- [Request]:
Determine how many lines in the data below contain "главе" and write only that number.
-- BEGIN --
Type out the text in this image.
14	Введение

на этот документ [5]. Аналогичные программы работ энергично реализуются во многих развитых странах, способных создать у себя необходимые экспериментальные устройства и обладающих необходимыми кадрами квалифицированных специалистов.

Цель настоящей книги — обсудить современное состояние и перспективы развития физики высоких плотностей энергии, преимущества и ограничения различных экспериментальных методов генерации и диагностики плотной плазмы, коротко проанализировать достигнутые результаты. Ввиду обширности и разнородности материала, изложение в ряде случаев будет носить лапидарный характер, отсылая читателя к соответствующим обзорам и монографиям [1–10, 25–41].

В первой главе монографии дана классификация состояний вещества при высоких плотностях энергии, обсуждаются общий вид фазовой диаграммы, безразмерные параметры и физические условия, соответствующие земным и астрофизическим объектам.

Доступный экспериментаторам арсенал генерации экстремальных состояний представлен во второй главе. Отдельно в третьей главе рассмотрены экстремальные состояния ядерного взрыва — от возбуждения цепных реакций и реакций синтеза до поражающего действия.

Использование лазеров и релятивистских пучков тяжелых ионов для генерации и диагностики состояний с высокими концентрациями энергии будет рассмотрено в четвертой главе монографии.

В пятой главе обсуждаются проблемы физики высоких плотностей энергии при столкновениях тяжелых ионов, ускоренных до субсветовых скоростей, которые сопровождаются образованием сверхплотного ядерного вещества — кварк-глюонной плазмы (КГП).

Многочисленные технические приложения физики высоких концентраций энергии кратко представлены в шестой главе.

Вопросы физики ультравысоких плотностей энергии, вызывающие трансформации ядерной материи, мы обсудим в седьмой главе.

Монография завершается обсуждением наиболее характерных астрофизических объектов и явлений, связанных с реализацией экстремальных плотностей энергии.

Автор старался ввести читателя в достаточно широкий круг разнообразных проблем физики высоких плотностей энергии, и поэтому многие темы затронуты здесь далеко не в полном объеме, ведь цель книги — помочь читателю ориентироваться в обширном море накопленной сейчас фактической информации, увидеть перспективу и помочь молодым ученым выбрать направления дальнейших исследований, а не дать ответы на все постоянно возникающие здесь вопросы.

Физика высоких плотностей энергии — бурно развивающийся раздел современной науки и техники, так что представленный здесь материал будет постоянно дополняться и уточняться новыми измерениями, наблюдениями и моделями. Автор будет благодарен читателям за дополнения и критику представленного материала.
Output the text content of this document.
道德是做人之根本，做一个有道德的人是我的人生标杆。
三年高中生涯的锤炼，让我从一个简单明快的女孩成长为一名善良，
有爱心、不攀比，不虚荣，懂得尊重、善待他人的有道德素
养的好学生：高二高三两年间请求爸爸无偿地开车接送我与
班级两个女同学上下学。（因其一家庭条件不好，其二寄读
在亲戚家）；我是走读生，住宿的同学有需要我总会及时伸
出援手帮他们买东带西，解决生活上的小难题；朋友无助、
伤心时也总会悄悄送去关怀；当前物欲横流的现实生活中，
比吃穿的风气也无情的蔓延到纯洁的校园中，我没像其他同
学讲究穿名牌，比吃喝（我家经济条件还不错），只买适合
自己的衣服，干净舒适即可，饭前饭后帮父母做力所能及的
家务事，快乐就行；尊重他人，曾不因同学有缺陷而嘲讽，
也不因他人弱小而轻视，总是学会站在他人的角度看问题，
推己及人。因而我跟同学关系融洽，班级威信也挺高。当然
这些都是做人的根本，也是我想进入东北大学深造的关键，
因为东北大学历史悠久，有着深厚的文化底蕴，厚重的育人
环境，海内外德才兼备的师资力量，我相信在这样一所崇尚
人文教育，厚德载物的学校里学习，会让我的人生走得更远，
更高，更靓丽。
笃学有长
-- END --
-- BEGIN --
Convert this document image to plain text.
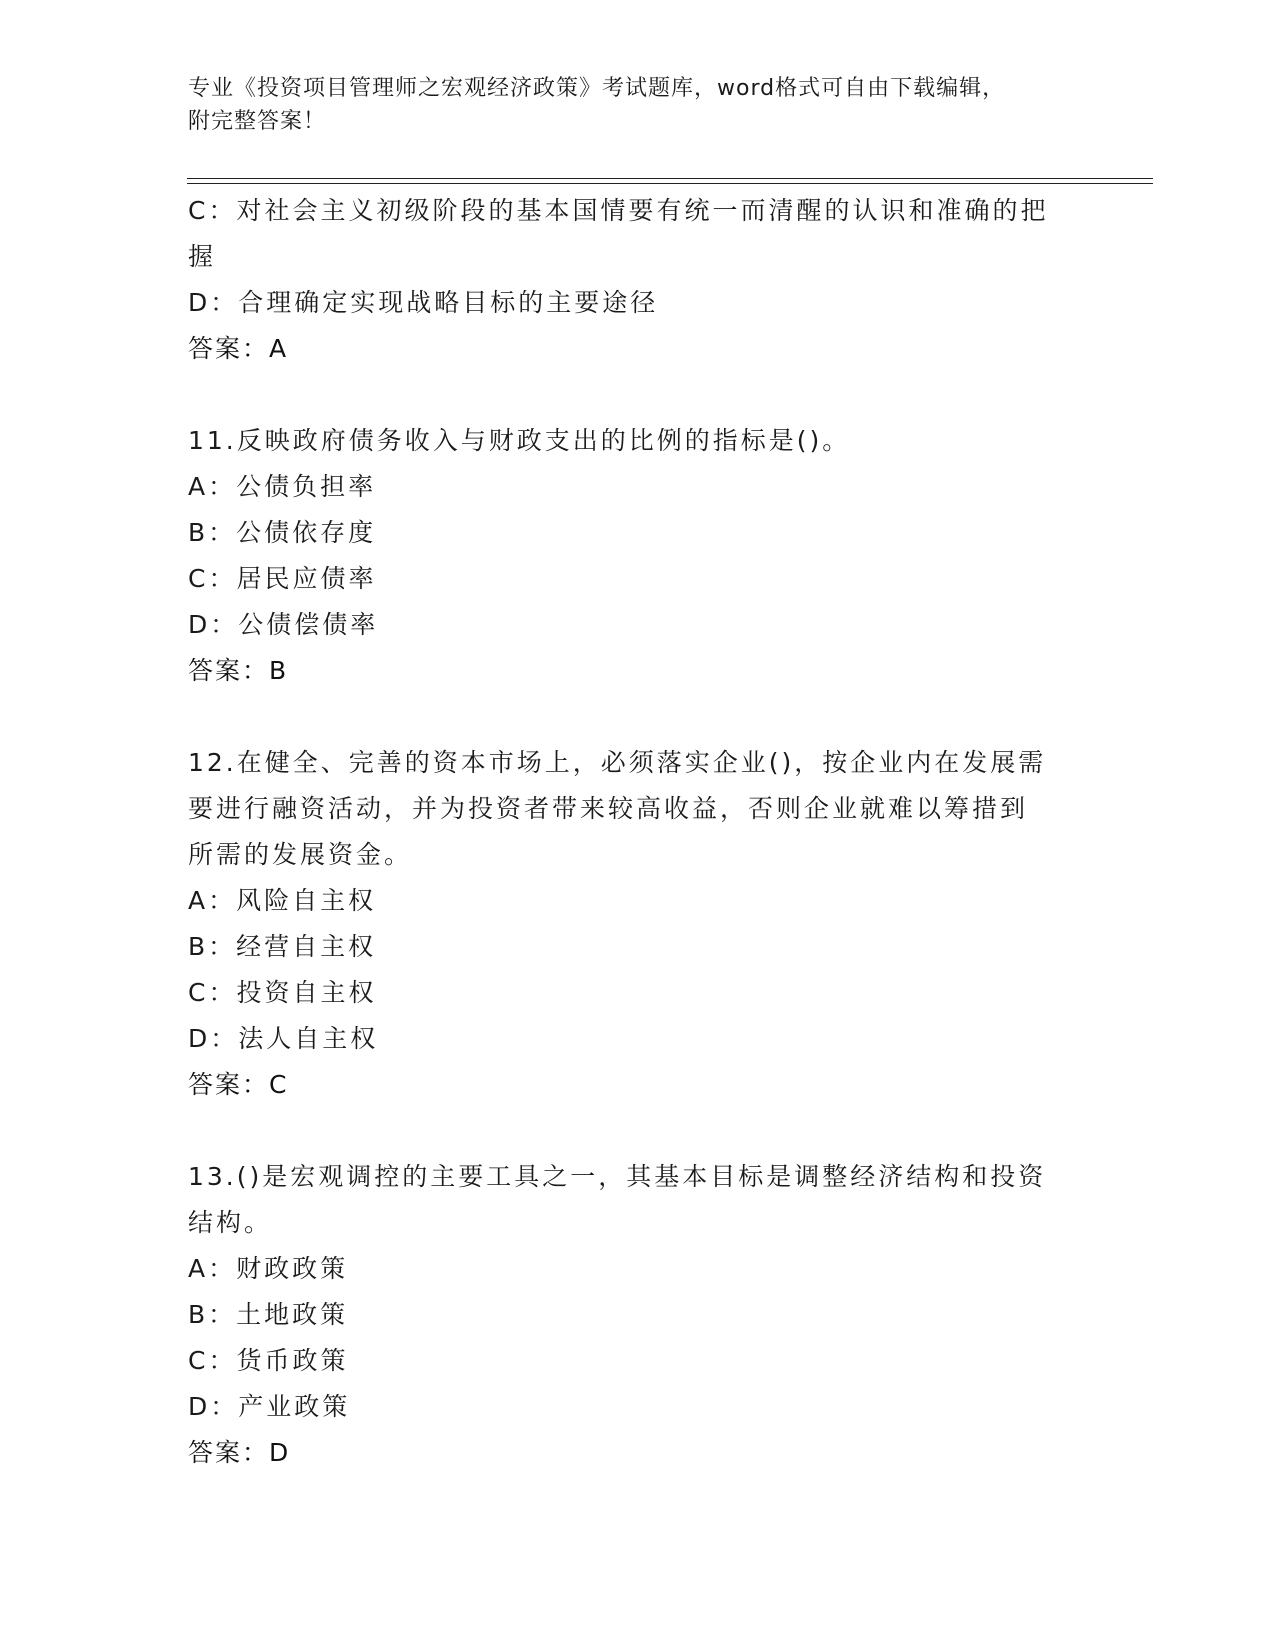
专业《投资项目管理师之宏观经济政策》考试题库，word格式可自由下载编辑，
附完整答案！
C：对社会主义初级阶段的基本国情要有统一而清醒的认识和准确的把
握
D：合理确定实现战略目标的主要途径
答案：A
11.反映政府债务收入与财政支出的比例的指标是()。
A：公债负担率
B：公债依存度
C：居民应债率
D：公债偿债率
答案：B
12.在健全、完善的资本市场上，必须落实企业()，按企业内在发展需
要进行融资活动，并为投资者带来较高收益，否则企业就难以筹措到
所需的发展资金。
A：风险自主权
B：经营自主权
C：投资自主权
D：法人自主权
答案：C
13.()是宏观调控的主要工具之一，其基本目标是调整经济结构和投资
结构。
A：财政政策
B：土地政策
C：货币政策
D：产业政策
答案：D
-- END --
- [Solution to the problem]:
6